§ Exercise objective:
Reproduce the records below exactly, leaving out any pictures.

§ Saved entries:
╔══

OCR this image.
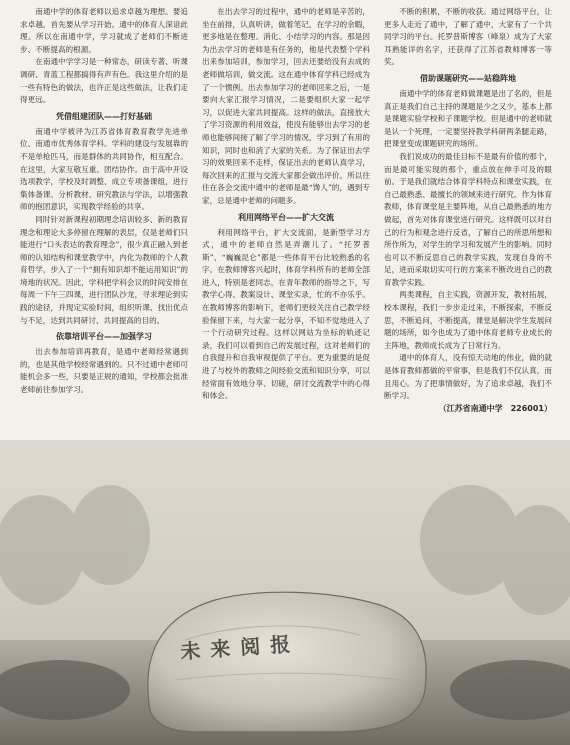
未来阅报

南通中学的体育老师以追求卓越为理想。要追求卓越，首先要从学习开始。通中的体育人深谙此理。所以在南通中学，学习就成了老师们不断进步、不断提高的根源。

在南通中学学习是一种常态，研读专著、听课调研、青蓝工程都搞得有声有色。我这里介绍的是一些有特色的做法，也许正是这些做法，让我们走得更远。

凭借组建团队——打好基础

南通中学被评为江苏省体育教育教学先进单位、南通市优秀体育学科。学科的建设与发展靠的不是单枪匹马，而是群体的共同协作，相互配合。在这里，大家互敬互重、团结协作。由于高中开设选项教学，学校及时调整、成立专项备课组，进行集体备课、分析教材、研究教法与学法，以增强教师的抱团意识，实现教学经验的共享。

同时针对新课程初期理念培训较多、新的教育理念和理论大多停留在理解的表层，仅是老师们只能进行“口头表达的教育理念”，很少真正融入到老师的认知结构和课堂教学中，内化为教师的个人教育哲学，步入了一个“拥有知识却不能运用知识”的境地的状况。因此，学科把学科会议的时间安排在每周一下午三四课，进行团队沙龙，寻求理论到实践的途径，并现定实验时间，组织听课、找出优点与不足，达到共同研讨、共同提高的目的。

依靠培训平台——加强学习

出去参加培训再教育，是通中老师经常遇到的，也是其他学校经常遇到的。只不过通中老师可能机会多一些，只要是正规的通知，学校都会批准老师前往参加学习。

在出去学习的过程中，通中的老师是辛苦的，坐在前排，认真听讲，做着笔记，在学习的余暇，更多地是在整理、消化、小结学习的内容。那是因为出去学习的老师是有任务的，他是代表整个学科出来参加培训，参加学习，回去还要给没有去成的老师做培训，做交流。这在通中体育学科已经成为了一个惯例。出去参加学习的老师回来之后，一是要向大家汇报学习情况，二是要组织大家一起学习，以促进大家共同提高。这样的做法，直接放大了学习资源的利用效益，使没有能够出去学习的老师也能够间接了解了学习的情况，学习到了有用的知识，同时也和消了大家的关系。为了保证出去学习的效果回来不走样，保证出去的老师认真学习，每次回来的汇报与交流大家都会做出评价。所以往往在各会交流中通中的老师是最“馋人”的，遇到专家，总是通中老师的问题多。

利用网络平台——扩大交流

利用网络平台，扩大交流面，是新型学习方式，通中的老师自然是弄潮儿了。“托罗普斯”、“巍巍昆仑”都是一些体育平台比较熟悉的名字。在教师博客兴起时，体育学科所有的老师全部进入，特别是老同志，在青年教师的指导之下，写教学心得、教案设计、课堂实录，忙的不亦乐乎。在教师博客的影响下，老师们更较关注自己教学经验保留下来，与大家一起分享，不知不觉地进入了一个行动研究过程。这样以网站为坐标的轨迹记录，我们可以看到自己的发展过程，这对老师们的自我提升和自我审视提供了平台。更为重要的是促进了与校外的教师之间经验交流和知识分享，可以经常面有效地分享、切磋，研讨交流教学中的心得和体会。

不断的积累，不断的收获。通过网络平台，让更多人走近了通中，了解了通中，大家有了一个共同学习的平台。托罗普斯博客（峰泉）成为了大家耳熟能详的名字，还获得了江苏省教师博客一等奖。

借助课题研究——站稳阵地

南通中学的体育老师做课题是出了名的，但是真正是我们自己主持的课题是少之又少，基本上都是课题实验学校和子课题学校。但是通中的老师就是认一个死理，一定要坚持教学科研两条腿走路，把课堂变成课题研究的场所。

我们说成功的最佳目标不是最有价值的那个，而是最可能实现的那个，重点放在伸手可及的眼前。于是我们就结合体育学科特点和课堂实践，在自己最熟悉、最擅长的领域来进行研究。作为体育教师，体育课堂是主要阵地，从自己最熟悉的地方做起，首先对体育课堂进行研究。这样既可以对自己的行为和观念进行反省，了解自己的所思所想和所作所为，对学生的学习和发展产生的影响。同时也可以不断反思自己的教学实践，发现自身的不足，进而采取切实可行的方案来不断改进自己的教育教学实践。

两类课程，自主实践，资源开发，教材拓展，校本课程，我们一步步走过来，不断探索，不断反思，不断追问，不断提高，课堂是解决学生发展问题的场所，如今也成为了通中体育老师专业成长的主阵地，教师成长成为了日常行为。

通中的体育人，没有惊天动地的伟业，做的就是体育教师都做的平常事，但是我们不仅认真，而且用心。为了把事情做好，为了追求卓越，我们不断学习。

（江苏省南通中学　226001）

╚══

§ Final result:
OCR this image.
未来阅报

南通中学的体育老师以追求卓越为理想。要追求卓越，首先要从学习开始。通中的体育人深谙此理。所以在南通中学，学习就成了老师们不断进步、不断提高的根源。

在南通中学学习是一种常态，研读专著、听课调研、青蓝工程都搞得有声有色。我这里介绍的是一些有特色的做法，也许正是这些做法，让我们走得更远。

凭借组建团队——打好基础

南通中学被评为江苏省体育教育教学先进单位、南通市优秀体育学科。学科的建设与发展靠的不是单枪匹马，而是群体的共同协作，相互配合。在这里，大家互敬互重、团结协作。由于高中开设选项教学，学校及时调整、成立专项备课组，进行集体备课、分析教材、研究教法与学法，以增强教师的抱团意识，实现教学经验的共享。

同时针对新课程初期理念培训较多、新的教育理念和理论大多停留在理解的表层，仅是老师们只能进行“口头表达的教育理念”，很少真正融入到老师的认知结构和课堂教学中，内化为教师的个人教育哲学，步入了一个“拥有知识却不能运用知识”的境地的状况。因此，学科把学科会议的时间安排在每周一下午三四课，进行团队沙龙，寻求理论到实践的途径，并现定实验时间，组织听课、找出优点与不足，达到共同研讨、共同提高的目的。

依靠培训平台——加强学习

出去参加培训再教育，是通中老师经常遇到的，也是其他学校经常遇到的。只不过通中老师可能机会多一些，只要是正规的通知，学校都会批准老师前往参加学习。

在出去学习的过程中，通中的老师是辛苦的，坐在前排，认真听讲，做着笔记，在学习的余暇，更多地是在整理、消化、小结学习的内容。那是因为出去学习的老师是有任务的，他是代表整个学科出来参加培训，参加学习，回去还要给没有去成的老师做培训，做交流。这在通中体育学科已经成为了一个惯例。出去参加学习的老师回来之后，一是要向大家汇报学习情况，二是要组织大家一起学习，以促进大家共同提高。这样的做法，直接放大了学习资源的利用效益，使没有能够出去学习的老师也能够间接了解了学习的情况，学习到了有用的知识，同时也和消了大家的关系。为了保证出去学习的效果回来不走样，保证出去的老师认真学习，每次回来的汇报与交流大家都会做出评价。所以往往在各会交流中通中的老师是最“馋人”的，遇到专家，总是通中老师的问题多。

利用网络平台——扩大交流

利用网络平台，扩大交流面，是新型学习方式，通中的老师自然是弄潮儿了。“托罗普斯”、“巍巍昆仑”都是一些体育平台比较熟悉的名字。在教师博客兴起时，体育学科所有的老师全部进入，特别是老同志，在青年教师的指导之下，写教学心得、教案设计、课堂实录，忙的不亦乐乎。在教师博客的影响下，老师们更较关注自己教学经验保留下来，与大家一起分享，不知不觉地进入了一个行动研究过程。这样以网站为坐标的轨迹记录，我们可以看到自己的发展过程，这对老师们的自我提升和自我审视提供了平台。更为重要的是促进了与校外的教师之间经验交流和知识分享，可以经常面有效地分享、切磋，研讨交流教学中的心得和体会。

不断的积累，不断的收获。通过网络平台，让更多人走近了通中，了解了通中，大家有了一个共同学习的平台。托罗普斯博客（峰泉）成为了大家耳熟能详的名字，还获得了江苏省教师博客一等奖。

借助课题研究——站稳阵地

南通中学的体育老师做课题是出了名的，但是真正是我们自己主持的课题是少之又少，基本上都是课题实验学校和子课题学校。但是通中的老师就是认一个死理，一定要坚持教学科研两条腿走路，把课堂变成课题研究的场所。

我们说成功的最佳目标不是最有价值的那个，而是最可能实现的那个，重点放在伸手可及的眼前。于是我们就结合体育学科特点和课堂实践，在自己最熟悉、最擅长的领域来进行研究。作为体育教师，体育课堂是主要阵地，从自己最熟悉的地方做起，首先对体育课堂进行研究。这样既可以对自己的行为和观念进行反省，了解自己的所思所想和所作所为，对学生的学习和发展产生的影响。同时也可以不断反思自己的教学实践，发现自身的不足，进而采取切实可行的方案来不断改进自己的教育教学实践。

两类课程，自主实践，资源开发，教材拓展，校本课程，我们一步步走过来，不断探索，不断反思，不断追问，不断提高，课堂是解决学生发展问题的场所，如今也成为了通中体育老师专业成长的主阵地，教师成长成为了日常行为。

通中的体育人，没有惊天动地的伟业，做的就是体育教师都做的平常事，但是我们不仅认真，而且用心。为了把事情做好，为了追求卓越，我们不断学习。

（江苏省南通中学　226001）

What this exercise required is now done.